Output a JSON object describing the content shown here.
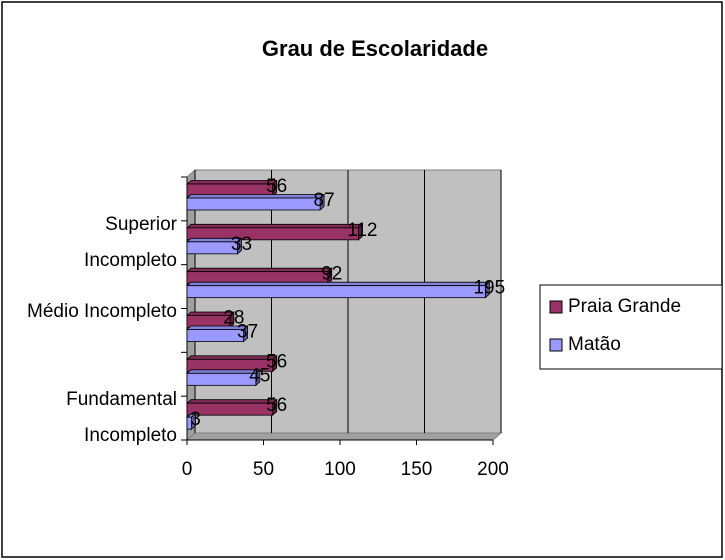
{
  "chart_data": {
    "type": "bar3d_horizontal",
    "title": "Grau de Escolaridade",
    "categories": [
      "Fundamental Incompleto",
      null,
      "Médio Incompleto",
      null,
      "Superior Incompleto",
      null
    ],
    "series": [
      {
        "name": "Praia Grande",
        "color": "#993366",
        "values": [
          56,
          56,
          28,
          92,
          112,
          56
        ]
      },
      {
        "name": "Matão",
        "color": "#9999ff",
        "values": [
          3,
          45,
          37,
          195,
          33,
          87
        ]
      }
    ],
    "xlim": [
      0,
      200
    ],
    "xticks": [
      0,
      50,
      100,
      150,
      200
    ],
    "grid": true,
    "legend": "right"
  }
}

- - - - -

Your task is to set down the records shown above exactly, minus any pictures.

▸ CORRECT RESULT:
Output a JSON object describing the content shown here.
{
  "chart_data": {
    "type": "bar3d_horizontal",
    "title": "Grau de Escolaridade",
    "categories": [
      "Fundamental Incompleto",
      null,
      "Médio Incompleto",
      null,
      "Superior Incompleto",
      null
    ],
    "series": [
      {
        "name": "Praia Grande",
        "color": "#993366",
        "values": [
          56,
          56,
          28,
          92,
          112,
          56
        ]
      },
      {
        "name": "Matão",
        "color": "#9999ff",
        "values": [
          3,
          45,
          37,
          195,
          33,
          87
        ]
      }
    ],
    "xlim": [
      0,
      200
    ],
    "xticks": [
      0,
      50,
      100,
      150,
      200
    ],
    "grid": true,
    "legend": "right"
  }
}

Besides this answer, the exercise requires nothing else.